'''
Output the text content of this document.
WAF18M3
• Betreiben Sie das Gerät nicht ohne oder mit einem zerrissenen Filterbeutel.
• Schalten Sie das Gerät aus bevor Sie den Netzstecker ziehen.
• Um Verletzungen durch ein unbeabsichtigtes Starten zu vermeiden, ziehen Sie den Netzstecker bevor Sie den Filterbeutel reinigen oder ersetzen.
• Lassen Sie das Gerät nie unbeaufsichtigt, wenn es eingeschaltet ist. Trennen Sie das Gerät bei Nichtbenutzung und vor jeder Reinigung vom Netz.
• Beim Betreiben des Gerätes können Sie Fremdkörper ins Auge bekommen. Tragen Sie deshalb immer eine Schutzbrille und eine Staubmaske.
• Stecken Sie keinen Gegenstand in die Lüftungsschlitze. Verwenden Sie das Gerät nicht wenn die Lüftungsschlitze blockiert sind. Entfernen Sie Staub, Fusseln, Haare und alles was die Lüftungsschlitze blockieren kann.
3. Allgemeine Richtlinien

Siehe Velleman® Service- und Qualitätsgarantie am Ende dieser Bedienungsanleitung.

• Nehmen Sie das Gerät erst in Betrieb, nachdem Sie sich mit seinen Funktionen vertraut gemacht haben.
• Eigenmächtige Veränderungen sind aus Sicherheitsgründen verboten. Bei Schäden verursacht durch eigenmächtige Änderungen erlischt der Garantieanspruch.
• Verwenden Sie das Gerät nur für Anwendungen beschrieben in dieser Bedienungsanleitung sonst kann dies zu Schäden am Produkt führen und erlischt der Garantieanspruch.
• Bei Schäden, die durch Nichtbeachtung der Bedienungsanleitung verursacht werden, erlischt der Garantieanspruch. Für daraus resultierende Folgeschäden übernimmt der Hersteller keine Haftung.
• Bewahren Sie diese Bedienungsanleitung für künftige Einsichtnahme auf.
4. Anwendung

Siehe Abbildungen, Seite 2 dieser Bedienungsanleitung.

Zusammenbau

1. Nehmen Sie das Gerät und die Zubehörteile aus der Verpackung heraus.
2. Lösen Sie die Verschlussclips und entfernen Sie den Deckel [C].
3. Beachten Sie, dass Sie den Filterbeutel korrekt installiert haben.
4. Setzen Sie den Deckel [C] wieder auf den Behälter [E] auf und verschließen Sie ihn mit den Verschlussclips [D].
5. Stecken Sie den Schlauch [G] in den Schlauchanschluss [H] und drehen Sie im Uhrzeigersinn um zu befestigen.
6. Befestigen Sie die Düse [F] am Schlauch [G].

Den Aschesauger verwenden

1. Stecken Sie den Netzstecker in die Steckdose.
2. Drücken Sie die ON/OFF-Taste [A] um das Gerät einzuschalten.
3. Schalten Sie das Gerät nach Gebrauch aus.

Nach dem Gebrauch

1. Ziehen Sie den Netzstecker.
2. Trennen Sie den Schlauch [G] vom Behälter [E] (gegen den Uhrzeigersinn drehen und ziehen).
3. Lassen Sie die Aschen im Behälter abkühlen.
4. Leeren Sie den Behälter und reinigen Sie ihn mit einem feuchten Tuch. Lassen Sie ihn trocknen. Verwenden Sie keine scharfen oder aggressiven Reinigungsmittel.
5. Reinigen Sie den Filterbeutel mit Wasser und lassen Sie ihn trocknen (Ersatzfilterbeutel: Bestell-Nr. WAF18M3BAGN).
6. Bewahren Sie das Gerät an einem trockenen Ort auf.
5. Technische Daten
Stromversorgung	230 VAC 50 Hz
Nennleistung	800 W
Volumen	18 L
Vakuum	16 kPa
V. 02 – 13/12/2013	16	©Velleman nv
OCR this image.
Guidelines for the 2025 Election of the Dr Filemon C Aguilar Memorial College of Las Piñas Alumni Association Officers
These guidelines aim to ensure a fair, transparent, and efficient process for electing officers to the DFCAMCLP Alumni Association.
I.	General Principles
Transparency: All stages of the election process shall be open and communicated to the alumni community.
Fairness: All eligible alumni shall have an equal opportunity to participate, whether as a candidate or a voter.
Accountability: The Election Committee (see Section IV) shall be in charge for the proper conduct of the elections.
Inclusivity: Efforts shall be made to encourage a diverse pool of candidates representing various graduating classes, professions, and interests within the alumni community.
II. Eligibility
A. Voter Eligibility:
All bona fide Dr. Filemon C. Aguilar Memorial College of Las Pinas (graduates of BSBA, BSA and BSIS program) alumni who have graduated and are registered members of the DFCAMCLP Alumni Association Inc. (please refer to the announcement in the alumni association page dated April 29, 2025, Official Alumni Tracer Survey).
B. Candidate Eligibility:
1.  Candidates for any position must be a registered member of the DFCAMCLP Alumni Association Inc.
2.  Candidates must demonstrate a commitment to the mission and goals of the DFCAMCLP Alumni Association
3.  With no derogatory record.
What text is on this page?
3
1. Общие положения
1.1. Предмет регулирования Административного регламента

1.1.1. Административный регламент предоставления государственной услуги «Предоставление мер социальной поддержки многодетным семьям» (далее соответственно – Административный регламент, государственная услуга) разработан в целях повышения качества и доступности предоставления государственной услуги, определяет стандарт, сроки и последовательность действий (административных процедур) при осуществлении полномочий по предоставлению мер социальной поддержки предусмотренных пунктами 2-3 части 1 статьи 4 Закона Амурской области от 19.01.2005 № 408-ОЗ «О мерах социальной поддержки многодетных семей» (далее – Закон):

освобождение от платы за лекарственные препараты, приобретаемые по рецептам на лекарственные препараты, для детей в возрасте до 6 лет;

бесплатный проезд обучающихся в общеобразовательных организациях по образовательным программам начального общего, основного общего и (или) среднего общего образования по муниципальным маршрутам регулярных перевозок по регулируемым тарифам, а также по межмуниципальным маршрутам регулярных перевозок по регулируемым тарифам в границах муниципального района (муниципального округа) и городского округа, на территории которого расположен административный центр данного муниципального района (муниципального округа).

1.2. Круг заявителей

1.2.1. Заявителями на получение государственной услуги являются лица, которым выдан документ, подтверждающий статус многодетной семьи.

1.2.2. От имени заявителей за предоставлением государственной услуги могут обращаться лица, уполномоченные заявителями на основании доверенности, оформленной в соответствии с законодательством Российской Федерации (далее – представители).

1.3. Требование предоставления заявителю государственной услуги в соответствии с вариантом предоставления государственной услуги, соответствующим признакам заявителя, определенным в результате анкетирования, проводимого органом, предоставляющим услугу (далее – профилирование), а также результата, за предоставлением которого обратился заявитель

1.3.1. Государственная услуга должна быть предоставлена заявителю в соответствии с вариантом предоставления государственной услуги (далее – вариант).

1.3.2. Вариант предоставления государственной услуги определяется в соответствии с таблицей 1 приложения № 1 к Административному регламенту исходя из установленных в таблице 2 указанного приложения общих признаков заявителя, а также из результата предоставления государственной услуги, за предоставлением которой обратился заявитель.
'''
* **Aim**:
Above are some records; extract every one of them exactly.

* **Answer in full**:
Output the text content of this document.
WAF18M3
• Betreiben Sie das Gerät nicht ohne oder mit einem zerrissenen Filterbeutel.
• Schalten Sie das Gerät aus bevor Sie den Netzstecker ziehen.
• Um Verletzungen durch ein unbeabsichtigtes Starten zu vermeiden, ziehen Sie den Netzstecker bevor Sie den Filterbeutel reinigen oder ersetzen.
• Lassen Sie das Gerät nie unbeaufsichtigt, wenn es eingeschaltet ist. Trennen Sie das Gerät bei Nichtbenutzung und vor jeder Reinigung vom Netz.
• Beim Betreiben des Gerätes können Sie Fremdkörper ins Auge bekommen. Tragen Sie deshalb immer eine Schutzbrille und eine Staubmaske.
• Stecken Sie keinen Gegenstand in die Lüftungsschlitze. Verwenden Sie das Gerät nicht wenn die Lüftungsschlitze blockiert sind. Entfernen Sie Staub, Fusseln, Haare und alles was die Lüftungsschlitze blockieren kann.
3. Allgemeine Richtlinien

Siehe Velleman® Service- und Qualitätsgarantie am Ende dieser Bedienungsanleitung.

• Nehmen Sie das Gerät erst in Betrieb, nachdem Sie sich mit seinen Funktionen vertraut gemacht haben.
• Eigenmächtige Veränderungen sind aus Sicherheitsgründen verboten. Bei Schäden verursacht durch eigenmächtige Änderungen erlischt der Garantieanspruch.
• Verwenden Sie das Gerät nur für Anwendungen beschrieben in dieser Bedienungsanleitung sonst kann dies zu Schäden am Produkt führen und erlischt der Garantieanspruch.
• Bei Schäden, die durch Nichtbeachtung der Bedienungsanleitung verursacht werden, erlischt der Garantieanspruch. Für daraus resultierende Folgeschäden übernimmt der Hersteller keine Haftung.
• Bewahren Sie diese Bedienungsanleitung für künftige Einsichtnahme auf.
4. Anwendung

Siehe Abbildungen, Seite 2 dieser Bedienungsanleitung.

Zusammenbau

1. Nehmen Sie das Gerät und die Zubehörteile aus der Verpackung heraus.
2. Lösen Sie die Verschlussclips und entfernen Sie den Deckel [C].
3. Beachten Sie, dass Sie den Filterbeutel korrekt installiert haben.
4. Setzen Sie den Deckel [C] wieder auf den Behälter [E] auf und verschließen Sie ihn mit den Verschlussclips [D].
5. Stecken Sie den Schlauch [G] in den Schlauchanschluss [H] und drehen Sie im Uhrzeigersinn um zu befestigen.
6. Befestigen Sie die Düse [F] am Schlauch [G].

Den Aschesauger verwenden

1. Stecken Sie den Netzstecker in die Steckdose.
2. Drücken Sie die ON/OFF-Taste [A] um das Gerät einzuschalten.
3. Schalten Sie das Gerät nach Gebrauch aus.

Nach dem Gebrauch

1. Ziehen Sie den Netzstecker.
2. Trennen Sie den Schlauch [G] vom Behälter [E] (gegen den Uhrzeigersinn drehen und ziehen).
3. Lassen Sie die Aschen im Behälter abkühlen.
4. Leeren Sie den Behälter und reinigen Sie ihn mit einem feuchten Tuch. Lassen Sie ihn trocknen. Verwenden Sie keine scharfen oder aggressiven Reinigungsmittel.
5. Reinigen Sie den Filterbeutel mit Wasser und lassen Sie ihn trocknen (Ersatzfilterbeutel: Bestell-Nr. WAF18M3BAGN).
6. Bewahren Sie das Gerät an einem trockenen Ort auf.
5. Technische Daten
Stromversorgung	230 VAC 50 Hz
Nennleistung	800 W
Volumen	18 L
Vakuum	16 kPa
V. 02 – 13/12/2013	16	©Velleman nv
OCR this image.
Guidelines for the 2025 Election of the Dr Filemon C Aguilar Memorial College of Las Piñas Alumni Association Officers
These guidelines aim to ensure a fair, transparent, and efficient process for electing officers to the DFCAMCLP Alumni Association.
I.	General Principles
Transparency: All stages of the election process shall be open and communicated to the alumni community.
Fairness: All eligible alumni shall have an equal opportunity to participate, whether as a candidate or a voter.
Accountability: The Election Committee (see Section IV) shall be in charge for the proper conduct of the elections.
Inclusivity: Efforts shall be made to encourage a diverse pool of candidates representing various graduating classes, professions, and interests within the alumni community.
II. Eligibility
A. Voter Eligibility:
All bona fide Dr. Filemon C. Aguilar Memorial College of Las Pinas (graduates of BSBA, BSA and BSIS program) alumni who have graduated and are registered members of the DFCAMCLP Alumni Association Inc. (please refer to the announcement in the alumni association page dated April 29, 2025, Official Alumni Tracer Survey).
B. Candidate Eligibility:
1.  Candidates for any position must be a registered member of the DFCAMCLP Alumni Association Inc.
2.  Candidates must demonstrate a commitment to the mission and goals of the DFCAMCLP Alumni Association
3.  With no derogatory record.
What text is on this page?
3
1. Общие положения
1.1. Предмет регулирования Административного регламента

1.1.1. Административный регламент предоставления государственной услуги «Предоставление мер социальной поддержки многодетным семьям» (далее соответственно – Административный регламент, государственная услуга) разработан в целях повышения качества и доступности предоставления государственной услуги, определяет стандарт, сроки и последовательность действий (административных процедур) при осуществлении полномочий по предоставлению мер социальной поддержки предусмотренных пунктами 2-3 части 1 статьи 4 Закона Амурской области от 19.01.2005 № 408-ОЗ «О мерах социальной поддержки многодетных семей» (далее – Закон):

освобождение от платы за лекарственные препараты, приобретаемые по рецептам на лекарственные препараты, для детей в возрасте до 6 лет;

бесплатный проезд обучающихся в общеобразовательных организациях по образовательным программам начального общего, основного общего и (или) среднего общего образования по муниципальным маршрутам регулярных перевозок по регулируемым тарифам, а также по межмуниципальным маршрутам регулярных перевозок по регулируемым тарифам в границах муниципального района (муниципального округа) и городского округа, на территории которого расположен административный центр данного муниципального района (муниципального округа).

1.2. Круг заявителей

1.2.1. Заявителями на получение государственной услуги являются лица, которым выдан документ, подтверждающий статус многодетной семьи.

1.2.2. От имени заявителей за предоставлением государственной услуги могут обращаться лица, уполномоченные заявителями на основании доверенности, оформленной в соответствии с законодательством Российской Федерации (далее – представители).

1.3. Требование предоставления заявителю государственной услуги в соответствии с вариантом предоставления государственной услуги, соответствующим признакам заявителя, определенным в результате анкетирования, проводимого органом, предоставляющим услугу (далее – профилирование), а также результата, за предоставлением которого обратился заявитель

1.3.1. Государственная услуга должна быть предоставлена заявителю в соответствии с вариантом предоставления государственной услуги (далее – вариант).

1.3.2. Вариант предоставления государственной услуги определяется в соответствии с таблицей 1 приложения № 1 к Административному регламенту исходя из установленных в таблице 2 указанного приложения общих признаков заявителя, а также из результата предоставления государственной услуги, за предоставлением которой обратился заявитель.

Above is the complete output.